• Problem to work on
Copy every line of the records below word for word, omitting the pictures.

## BEGIN Data rows

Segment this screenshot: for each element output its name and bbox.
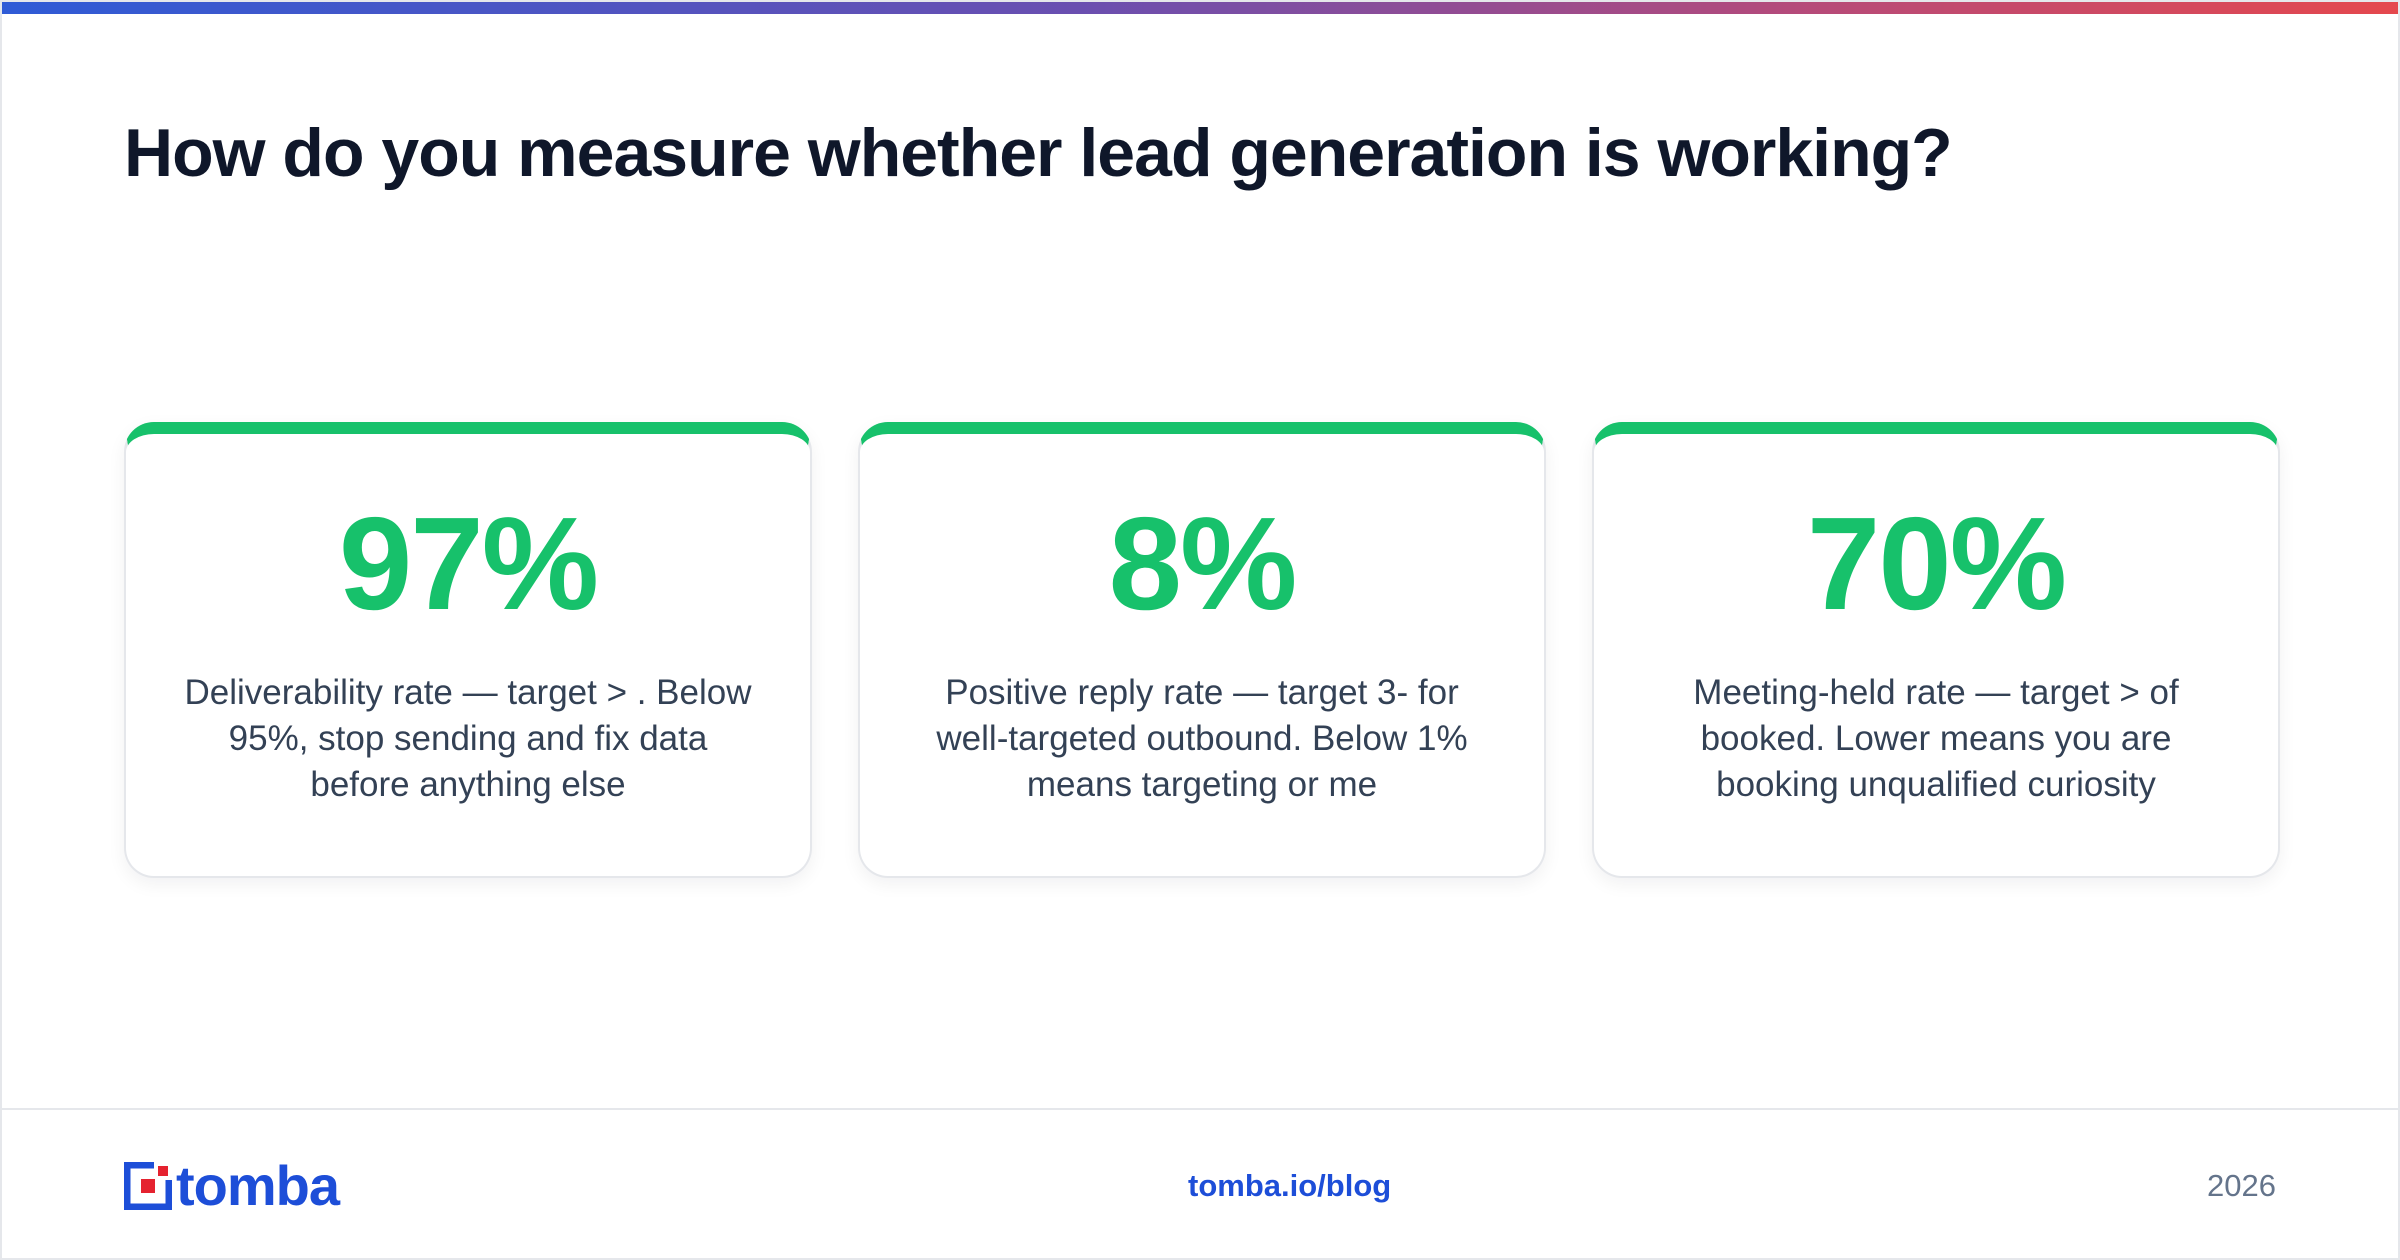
gradient-top-bar [2, 2, 2398, 14]
stat-description: Meeting-held rate — target > of booked. … [1693, 673, 2179, 804]
tomba-logo-icon [124, 1162, 172, 1210]
stat-card-meeting-held: 70% Meeting-held rate — target > of book… [1592, 422, 2280, 878]
logo-wordmark: tomba [176, 1154, 340, 1217]
stat-value: 70% [1806, 490, 2067, 637]
stat-value: 8% [1108, 490, 1298, 637]
stat-card-reply-rate: 8% Positive reply rate — target 3- for w… [858, 422, 1546, 878]
stat-cards: 97% Deliverability rate — target > . Bel… [124, 422, 2280, 878]
footer-year: 2026 [2207, 1168, 2276, 1203]
footer-divider [2, 1108, 2398, 1110]
stat-card-deliverability: 97% Deliverability rate — target > . Bel… [124, 422, 812, 878]
stat-description: Deliverability rate — target > . Below 9… [184, 673, 752, 804]
blog-link[interactable]: tomba.io/blog [1188, 1168, 1392, 1203]
stat-value: 97% [338, 490, 599, 637]
tomba-logo[interactable]: tomba [124, 1154, 340, 1217]
stat-description: Positive reply rate — target 3- for well… [936, 673, 1468, 804]
page-title: How do you measure whether lead generati… [124, 115, 1953, 191]
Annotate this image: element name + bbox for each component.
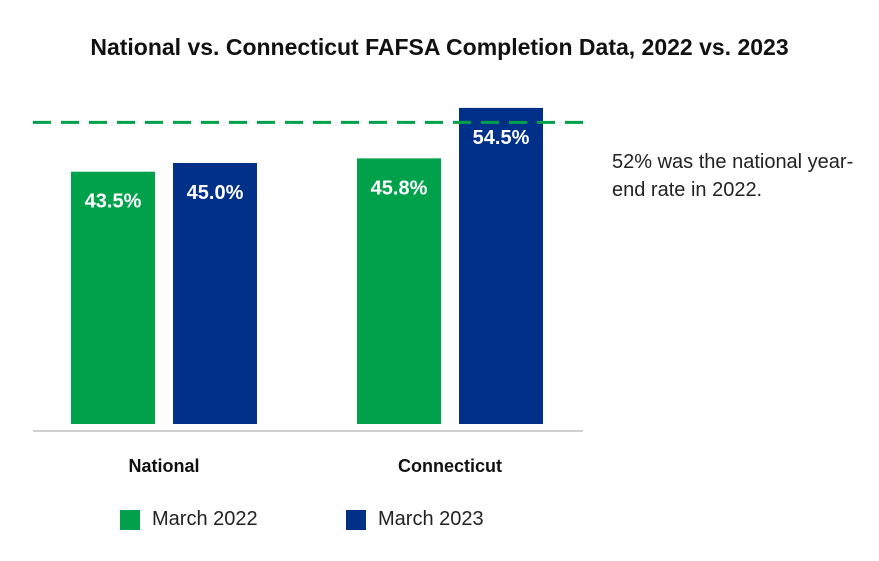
category-label-national: National (128, 456, 199, 476)
legend-swatch-march-2023 (346, 509, 366, 530)
bar-connecticut-march-2023 (459, 107, 543, 425)
data-label-connecticut-march-2023: 54.5% (473, 127, 530, 149)
legend-label-march-2022: March 2022 (152, 508, 258, 530)
legend-swatch-march-2022 (120, 509, 140, 530)
legend-item-march-2023: March 2023 (346, 508, 484, 531)
category-label-connecticut: Connecticut (398, 456, 502, 476)
legend-label-march-2023: March 2023 (378, 508, 484, 530)
bar-connecticut-march-2022 (357, 158, 441, 425)
bar-national-march-2023 (173, 163, 257, 424)
data-label-connecticut-march-2022: 45.8% (371, 177, 428, 199)
chart-title: National vs. Connecticut FAFSA Completio… (90, 34, 789, 60)
data-label-national-march-2023: 45.0% (187, 182, 244, 204)
bar-national-march-2022 (71, 171, 155, 424)
data-label-national-march-2022: 43.5% (85, 191, 142, 213)
legend-item-march-2022: March 2022 (120, 508, 258, 531)
reference-annotation: 52% was the national year-end rate in 20… (612, 151, 854, 201)
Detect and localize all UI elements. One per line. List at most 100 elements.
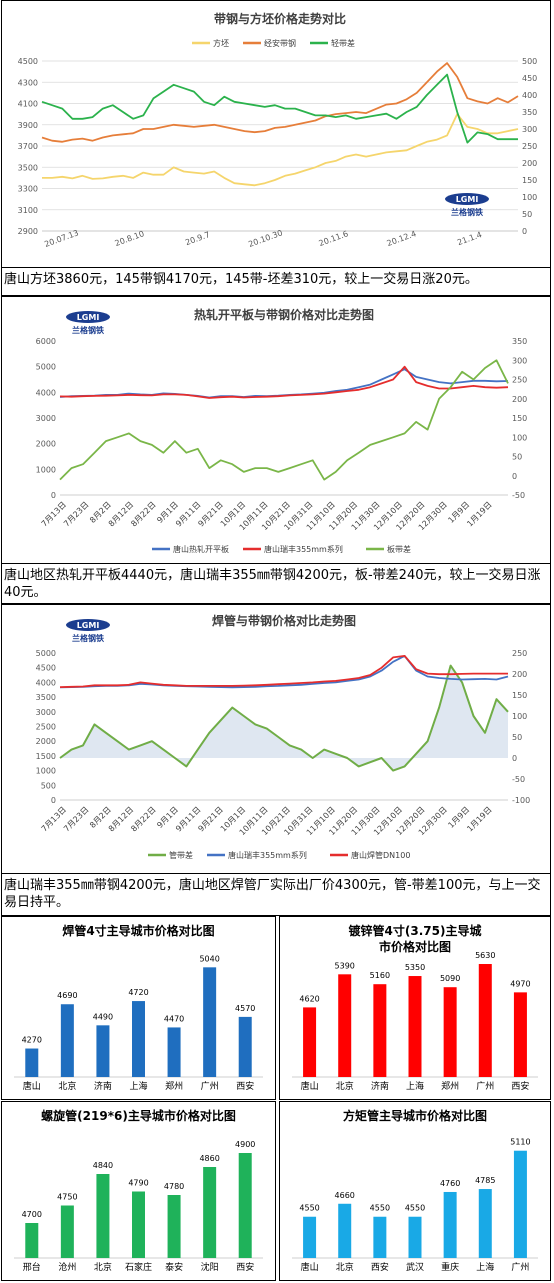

## END Data rows

• Exercise result
Segment this screenshot: for each element output its name and bbox.
gradient-top-bar [2, 2, 2398, 14]
stat-description: Meeting-held rate — target > of booked. … [1693, 673, 2179, 804]
tomba-logo-icon [124, 1162, 172, 1210]
stat-card-meeting-held: 70% Meeting-held rate — target > of book… [1592, 422, 2280, 878]
logo-wordmark: tomba [176, 1154, 340, 1217]
stat-value: 70% [1806, 490, 2067, 637]
stat-value: 8% [1108, 490, 1298, 637]
stat-card-reply-rate: 8% Positive reply rate — target 3- for w… [858, 422, 1546, 878]
stat-cards: 97% Deliverability rate — target > . Bel… [124, 422, 2280, 878]
footer-year: 2026 [2207, 1168, 2276, 1203]
footer-divider [2, 1108, 2398, 1110]
stat-card-deliverability: 97% Deliverability rate — target > . Bel… [124, 422, 812, 878]
stat-description: Deliverability rate — target > . Below 9… [184, 673, 752, 804]
blog-link[interactable]: tomba.io/blog [1188, 1168, 1392, 1203]
stat-value: 97% [338, 490, 599, 637]
tomba-logo[interactable]: tomba [124, 1154, 340, 1217]
stat-description: Positive reply rate — target 3- for well… [936, 673, 1468, 804]
page-title: How do you measure whether lead generati… [124, 115, 1953, 191]
Annotate this image: element name + bbox for each component.
category-label-national: National (128, 456, 199, 476)
legend-swatch-march-2023 (346, 509, 366, 530)
bar-connecticut-march-2023 (459, 107, 543, 425)
data-label-connecticut-march-2023: 54.5% (473, 127, 530, 149)
legend-label-march-2022: March 2022 (152, 508, 258, 530)
legend-swatch-march-2022 (120, 509, 140, 530)
legend-item-march-2023: March 2023 (346, 508, 484, 531)
category-label-connecticut: Connecticut (398, 456, 502, 476)
legend-label-march-2023: March 2023 (378, 508, 484, 530)
bar-connecticut-march-2022 (357, 158, 441, 425)
bar-national-march-2023 (173, 163, 257, 424)
data-label-connecticut-march-2022: 45.8% (371, 177, 428, 199)
chart-title: National vs. Connecticut FAFSA Completio… (90, 34, 789, 60)
data-label-national-march-2023: 45.0% (187, 182, 244, 204)
bar-national-march-2022 (71, 171, 155, 424)
data-label-national-march-2022: 43.5% (85, 191, 142, 213)
legend-item-march-2022: March 2022 (120, 508, 258, 531)
reference-annotation: 52% was the national year-end rate in 20… (612, 151, 854, 201)
Detect and localize all UI elements. One per line. List at most 100 elements.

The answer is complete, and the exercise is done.